* _Given data_

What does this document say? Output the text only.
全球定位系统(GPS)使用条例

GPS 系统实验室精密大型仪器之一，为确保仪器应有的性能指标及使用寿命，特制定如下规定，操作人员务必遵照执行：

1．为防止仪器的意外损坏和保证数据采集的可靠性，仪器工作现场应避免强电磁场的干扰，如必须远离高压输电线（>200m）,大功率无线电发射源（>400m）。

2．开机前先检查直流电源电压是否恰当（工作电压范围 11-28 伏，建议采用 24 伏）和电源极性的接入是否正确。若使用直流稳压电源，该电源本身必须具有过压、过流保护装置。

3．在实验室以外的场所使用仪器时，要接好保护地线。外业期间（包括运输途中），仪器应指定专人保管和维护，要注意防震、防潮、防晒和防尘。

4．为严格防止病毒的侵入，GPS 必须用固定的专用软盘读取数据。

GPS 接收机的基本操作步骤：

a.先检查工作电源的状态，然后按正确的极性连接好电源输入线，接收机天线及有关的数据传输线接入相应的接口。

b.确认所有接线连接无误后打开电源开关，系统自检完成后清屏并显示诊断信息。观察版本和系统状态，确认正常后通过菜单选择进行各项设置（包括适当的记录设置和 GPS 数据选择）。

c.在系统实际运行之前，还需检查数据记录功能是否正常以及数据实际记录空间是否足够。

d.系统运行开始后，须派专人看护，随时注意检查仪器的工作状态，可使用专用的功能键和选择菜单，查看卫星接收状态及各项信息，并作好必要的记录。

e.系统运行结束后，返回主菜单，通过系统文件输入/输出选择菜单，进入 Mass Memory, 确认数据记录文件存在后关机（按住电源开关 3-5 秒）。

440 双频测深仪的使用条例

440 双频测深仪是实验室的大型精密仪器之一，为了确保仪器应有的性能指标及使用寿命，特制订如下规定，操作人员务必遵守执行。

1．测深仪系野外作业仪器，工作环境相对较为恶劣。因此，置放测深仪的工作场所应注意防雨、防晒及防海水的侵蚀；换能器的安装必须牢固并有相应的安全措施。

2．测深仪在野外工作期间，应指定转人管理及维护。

* _Directions for this task_
Transcribe every record above exactly as it appears.

* _The result_
What does this document say? Output the text only.
全球定位系统(GPS)使用条例

GPS 系统实验室精密大型仪器之一，为确保仪器应有的性能指标及使用寿命，特制定如下规定，操作人员务必遵照执行：

1．为防止仪器的意外损坏和保证数据采集的可靠性，仪器工作现场应避免强电磁场的干扰，如必须远离高压输电线（>200m）,大功率无线电发射源（>400m）。

2．开机前先检查直流电源电压是否恰当（工作电压范围 11-28 伏，建议采用 24 伏）和电源极性的接入是否正确。若使用直流稳压电源，该电源本身必须具有过压、过流保护装置。

3．在实验室以外的场所使用仪器时，要接好保护地线。外业期间（包括运输途中），仪器应指定专人保管和维护，要注意防震、防潮、防晒和防尘。

4．为严格防止病毒的侵入，GPS 必须用固定的专用软盘读取数据。

GPS 接收机的基本操作步骤：

a.先检查工作电源的状态，然后按正确的极性连接好电源输入线，接收机天线及有关的数据传输线接入相应的接口。

b.确认所有接线连接无误后打开电源开关，系统自检完成后清屏并显示诊断信息。观察版本和系统状态，确认正常后通过菜单选择进行各项设置（包括适当的记录设置和 GPS 数据选择）。

c.在系统实际运行之前，还需检查数据记录功能是否正常以及数据实际记录空间是否足够。

d.系统运行开始后，须派专人看护，随时注意检查仪器的工作状态，可使用专用的功能键和选择菜单，查看卫星接收状态及各项信息，并作好必要的记录。

e.系统运行结束后，返回主菜单，通过系统文件输入/输出选择菜单，进入 Mass Memory, 确认数据记录文件存在后关机（按住电源开关 3-5 秒）。

440 双频测深仪的使用条例

440 双频测深仪是实验室的大型精密仪器之一，为了确保仪器应有的性能指标及使用寿命，特制订如下规定，操作人员务必遵守执行。

1．测深仪系野外作业仪器，工作环境相对较为恶劣。因此，置放测深仪的工作场所应注意防雨、防晒及防海水的侵蚀；换能器的安装必须牢固并有相应的安全措施。

2．测深仪在野外工作期间，应指定转人管理及维护。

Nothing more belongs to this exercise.